CHALLENGE: Repeat the records below exactly as they appear.

[Figure contents as structured data]
+++
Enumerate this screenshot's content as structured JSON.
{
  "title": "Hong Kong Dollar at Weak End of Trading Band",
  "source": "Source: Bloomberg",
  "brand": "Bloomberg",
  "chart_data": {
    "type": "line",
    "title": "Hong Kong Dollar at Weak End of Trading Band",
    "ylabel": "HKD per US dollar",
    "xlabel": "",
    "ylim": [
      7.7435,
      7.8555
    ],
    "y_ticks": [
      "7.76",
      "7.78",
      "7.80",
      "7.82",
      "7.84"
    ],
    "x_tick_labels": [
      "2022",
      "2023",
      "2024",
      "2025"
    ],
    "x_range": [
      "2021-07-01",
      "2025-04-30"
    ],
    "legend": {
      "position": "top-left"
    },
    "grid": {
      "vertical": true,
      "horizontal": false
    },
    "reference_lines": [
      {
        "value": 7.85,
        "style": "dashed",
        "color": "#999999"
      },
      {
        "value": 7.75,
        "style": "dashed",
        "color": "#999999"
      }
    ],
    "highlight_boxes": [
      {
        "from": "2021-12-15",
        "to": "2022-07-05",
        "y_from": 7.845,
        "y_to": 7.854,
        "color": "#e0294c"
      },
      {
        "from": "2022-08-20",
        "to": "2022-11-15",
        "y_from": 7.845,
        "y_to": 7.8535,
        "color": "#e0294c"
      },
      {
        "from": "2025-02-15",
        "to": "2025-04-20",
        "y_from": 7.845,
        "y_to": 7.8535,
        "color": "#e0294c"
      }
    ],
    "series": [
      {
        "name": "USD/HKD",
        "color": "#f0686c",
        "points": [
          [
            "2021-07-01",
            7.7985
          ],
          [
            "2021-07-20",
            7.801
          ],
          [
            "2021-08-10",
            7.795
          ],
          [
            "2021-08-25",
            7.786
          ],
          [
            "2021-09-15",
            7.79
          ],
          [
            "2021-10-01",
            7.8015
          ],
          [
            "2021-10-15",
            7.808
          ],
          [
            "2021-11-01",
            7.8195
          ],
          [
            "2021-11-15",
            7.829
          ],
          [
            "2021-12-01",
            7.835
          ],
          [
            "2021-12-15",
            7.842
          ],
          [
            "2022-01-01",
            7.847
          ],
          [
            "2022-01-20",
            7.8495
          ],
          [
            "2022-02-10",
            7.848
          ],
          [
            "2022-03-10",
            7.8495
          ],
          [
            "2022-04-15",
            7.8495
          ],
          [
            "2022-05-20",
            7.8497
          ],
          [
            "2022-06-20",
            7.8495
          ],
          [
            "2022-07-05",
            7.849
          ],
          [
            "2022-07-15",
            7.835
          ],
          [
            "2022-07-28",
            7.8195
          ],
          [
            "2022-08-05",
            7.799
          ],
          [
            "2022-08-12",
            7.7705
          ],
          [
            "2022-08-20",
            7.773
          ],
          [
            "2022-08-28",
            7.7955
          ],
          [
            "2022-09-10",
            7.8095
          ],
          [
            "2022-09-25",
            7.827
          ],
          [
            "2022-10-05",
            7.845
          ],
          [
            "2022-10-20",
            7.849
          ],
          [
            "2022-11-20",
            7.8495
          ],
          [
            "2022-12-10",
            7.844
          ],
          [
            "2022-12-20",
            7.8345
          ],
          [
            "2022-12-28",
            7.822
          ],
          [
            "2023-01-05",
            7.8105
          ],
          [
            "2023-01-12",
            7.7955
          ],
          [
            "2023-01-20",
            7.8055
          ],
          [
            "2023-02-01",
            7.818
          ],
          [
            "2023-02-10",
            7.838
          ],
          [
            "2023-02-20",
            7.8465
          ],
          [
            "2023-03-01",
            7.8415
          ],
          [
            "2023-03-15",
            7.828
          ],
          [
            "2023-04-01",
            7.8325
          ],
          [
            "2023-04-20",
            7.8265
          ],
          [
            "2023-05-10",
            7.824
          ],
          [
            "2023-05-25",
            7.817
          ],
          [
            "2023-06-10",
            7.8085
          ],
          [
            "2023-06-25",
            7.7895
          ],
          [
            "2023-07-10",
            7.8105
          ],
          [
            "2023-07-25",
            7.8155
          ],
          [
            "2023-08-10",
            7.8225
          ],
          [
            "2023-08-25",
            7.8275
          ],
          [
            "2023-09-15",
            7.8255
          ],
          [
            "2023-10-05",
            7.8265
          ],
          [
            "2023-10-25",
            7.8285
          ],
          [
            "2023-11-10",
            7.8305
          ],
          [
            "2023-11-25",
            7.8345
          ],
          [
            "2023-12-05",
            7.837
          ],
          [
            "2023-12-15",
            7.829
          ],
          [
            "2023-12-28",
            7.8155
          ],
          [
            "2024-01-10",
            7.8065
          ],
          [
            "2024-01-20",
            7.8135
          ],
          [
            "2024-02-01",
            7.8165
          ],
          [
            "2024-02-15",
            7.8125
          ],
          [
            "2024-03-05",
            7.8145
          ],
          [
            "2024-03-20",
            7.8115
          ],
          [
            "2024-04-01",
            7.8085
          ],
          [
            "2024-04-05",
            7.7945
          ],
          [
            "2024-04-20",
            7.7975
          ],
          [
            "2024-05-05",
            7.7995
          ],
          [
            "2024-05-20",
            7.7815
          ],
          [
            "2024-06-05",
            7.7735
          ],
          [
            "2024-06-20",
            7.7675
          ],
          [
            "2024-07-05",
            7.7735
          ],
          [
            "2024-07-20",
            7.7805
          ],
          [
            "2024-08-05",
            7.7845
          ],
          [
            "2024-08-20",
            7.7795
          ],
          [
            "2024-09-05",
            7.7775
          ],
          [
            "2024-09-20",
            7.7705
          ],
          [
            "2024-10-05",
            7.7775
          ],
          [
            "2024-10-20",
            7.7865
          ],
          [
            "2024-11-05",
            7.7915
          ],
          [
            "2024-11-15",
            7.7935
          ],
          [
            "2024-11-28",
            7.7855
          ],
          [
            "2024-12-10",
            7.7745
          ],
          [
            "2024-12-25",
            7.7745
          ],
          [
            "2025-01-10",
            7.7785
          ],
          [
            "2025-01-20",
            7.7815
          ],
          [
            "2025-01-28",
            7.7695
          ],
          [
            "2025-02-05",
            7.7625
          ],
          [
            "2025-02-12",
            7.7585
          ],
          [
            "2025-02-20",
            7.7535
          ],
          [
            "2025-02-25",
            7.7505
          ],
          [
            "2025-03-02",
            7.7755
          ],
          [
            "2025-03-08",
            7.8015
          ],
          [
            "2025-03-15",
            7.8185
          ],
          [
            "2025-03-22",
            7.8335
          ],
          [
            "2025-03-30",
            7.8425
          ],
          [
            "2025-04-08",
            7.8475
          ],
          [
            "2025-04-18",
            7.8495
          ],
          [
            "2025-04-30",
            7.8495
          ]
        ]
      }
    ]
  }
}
+++
EXERCISE RESULT:
Enumerate this screenshot's content as structured JSON.
{
  "title": "Hong Kong Dollar at Weak End of Trading Band",
  "source": "Source: Bloomberg",
  "brand": "Bloomberg",
  "chart_data": {
    "type": "line",
    "title": "Hong Kong Dollar at Weak End of Trading Band",
    "ylabel": "HKD per US dollar",
    "xlabel": "",
    "ylim": [
      7.7435,
      7.8555
    ],
    "y_ticks": [
      "7.76",
      "7.78",
      "7.80",
      "7.82",
      "7.84"
    ],
    "x_tick_labels": [
      "2022",
      "2023",
      "2024",
      "2025"
    ],
    "x_range": [
      "2021-07-01",
      "2025-04-30"
    ],
    "legend": {
      "position": "top-left"
    },
    "grid": {
      "vertical": true,
      "horizontal": false
    },
    "reference_lines": [
      {
        "value": 7.85,
        "style": "dashed",
        "color": "#999999"
      },
      {
        "value": 7.75,
        "style": "dashed",
        "color": "#999999"
      }
    ],
    "highlight_boxes": [
      {
        "from": "2021-12-15",
        "to": "2022-07-05",
        "y_from": 7.845,
        "y_to": 7.854,
        "color": "#e0294c"
      },
      {
        "from": "2022-08-20",
        "to": "2022-11-15",
        "y_from": 7.845,
        "y_to": 7.8535,
        "color": "#e0294c"
      },
      {
        "from": "2025-02-15",
        "to": "2025-04-20",
        "y_from": 7.845,
        "y_to": 7.8535,
        "color": "#e0294c"
      }
    ],
    "series": [
      {
        "name": "USD/HKD",
        "color": "#f0686c",
        "points": [
          [
            "2021-07-01",
            7.7985
          ],
          [
            "2021-07-20",
            7.801
          ],
          [
            "2021-08-10",
            7.795
          ],
          [
            "2021-08-25",
            7.786
          ],
          [
            "2021-09-15",
            7.79
          ],
          [
            "2021-10-01",
            7.8015
          ],
          [
            "2021-10-15",
            7.808
          ],
          [
            "2021-11-01",
            7.8195
          ],
          [
            "2021-11-15",
            7.829
          ],
          [
            "2021-12-01",
            7.835
          ],
          [
            "2021-12-15",
            7.842
          ],
          [
            "2022-01-01",
            7.847
          ],
          [
            "2022-01-20",
            7.8495
          ],
          [
            "2022-02-10",
            7.848
          ],
          [
            "2022-03-10",
            7.8495
          ],
          [
            "2022-04-15",
            7.8495
          ],
          [
            "2022-05-20",
            7.8497
          ],
          [
            "2022-06-20",
            7.8495
          ],
          [
            "2022-07-05",
            7.849
          ],
          [
            "2022-07-15",
            7.835
          ],
          [
            "2022-07-28",
            7.8195
          ],
          [
            "2022-08-05",
            7.799
          ],
          [
            "2022-08-12",
            7.7705
          ],
          [
            "2022-08-20",
            7.773
          ],
          [
            "2022-08-28",
            7.7955
          ],
          [
            "2022-09-10",
            7.8095
          ],
          [
            "2022-09-25",
            7.827
          ],
          [
            "2022-10-05",
            7.845
          ],
          [
            "2022-10-20",
            7.849
          ],
          [
            "2022-11-20",
            7.8495
          ],
          [
            "2022-12-10",
            7.844
          ],
          [
            "2022-12-20",
            7.8345
          ],
          [
            "2022-12-28",
            7.822
          ],
          [
            "2023-01-05",
            7.8105
          ],
          [
            "2023-01-12",
            7.7955
          ],
          [
            "2023-01-20",
            7.8055
          ],
          [
            "2023-02-01",
            7.818
          ],
          [
            "2023-02-10",
            7.838
          ],
          [
            "2023-02-20",
            7.8465
          ],
          [
            "2023-03-01",
            7.8415
          ],
          [
            "2023-03-15",
            7.828
          ],
          [
            "2023-04-01",
            7.8325
          ],
          [
            "2023-04-20",
            7.8265
          ],
          [
            "2023-05-10",
            7.824
          ],
          [
            "2023-05-25",
            7.817
          ],
          [
            "2023-06-10",
            7.8085
          ],
          [
            "2023-06-25",
            7.7895
          ],
          [
            "2023-07-10",
            7.8105
          ],
          [
            "2023-07-25",
            7.8155
          ],
          [
            "2023-08-10",
            7.8225
          ],
          [
            "2023-08-25",
            7.8275
          ],
          [
            "2023-09-15",
            7.8255
          ],
          [
            "2023-10-05",
            7.8265
          ],
          [
            "2023-10-25",
            7.8285
          ],
          [
            "2023-11-10",
            7.8305
          ],
          [
            "2023-11-25",
            7.8345
          ],
          [
            "2023-12-05",
            7.837
          ],
          [
            "2023-12-15",
            7.829
          ],
          [
            "2023-12-28",
            7.8155
          ],
          [
            "2024-01-10",
            7.8065
          ],
          [
            "2024-01-20",
            7.8135
          ],
          [
            "2024-02-01",
            7.8165
          ],
          [
            "2024-02-15",
            7.8125
          ],
          [
            "2024-03-05",
            7.8145
          ],
          [
            "2024-03-20",
            7.8115
          ],
          [
            "2024-04-01",
            7.8085
          ],
          [
            "2024-04-05",
            7.7945
          ],
          [
            "2024-04-20",
            7.7975
          ],
          [
            "2024-05-05",
            7.7995
          ],
          [
            "2024-05-20",
            7.7815
          ],
          [
            "2024-06-05",
            7.7735
          ],
          [
            "2024-06-20",
            7.7675
          ],
          [
            "2024-07-05",
            7.7735
          ],
          [
            "2024-07-20",
            7.7805
          ],
          [
            "2024-08-05",
            7.7845
          ],
          [
            "2024-08-20",
            7.7795
          ],
          [
            "2024-09-05",
            7.7775
          ],
          [
            "2024-09-20",
            7.7705
          ],
          [
            "2024-10-05",
            7.7775
          ],
          [
            "2024-10-20",
            7.7865
          ],
          [
            "2024-11-05",
            7.7915
          ],
          [
            "2024-11-15",
            7.7935
          ],
          [
            "2024-11-28",
            7.7855
          ],
          [
            "2024-12-10",
            7.7745
          ],
          [
            "2024-12-25",
            7.7745
          ],
          [
            "2025-01-10",
            7.7785
          ],
          [
            "2025-01-20",
            7.7815
          ],
          [
            "2025-01-28",
            7.7695
          ],
          [
            "2025-02-05",
            7.7625
          ],
          [
            "2025-02-12",
            7.7585
          ],
          [
            "2025-02-20",
            7.7535
          ],
          [
            "2025-02-25",
            7.7505
          ],
          [
            "2025-03-02",
            7.7755
          ],
          [
            "2025-03-08",
            7.8015
          ],
          [
            "2025-03-15",
            7.8185
          ],
          [
            "2025-03-22",
            7.8335
          ],
          [
            "2025-03-30",
            7.8425
          ],
          [
            "2025-04-08",
            7.8475
          ],
          [
            "2025-04-18",
            7.8495
          ],
          [
            "2025-04-30",
            7.8495
          ]
        ]
      }
    ]
  }
}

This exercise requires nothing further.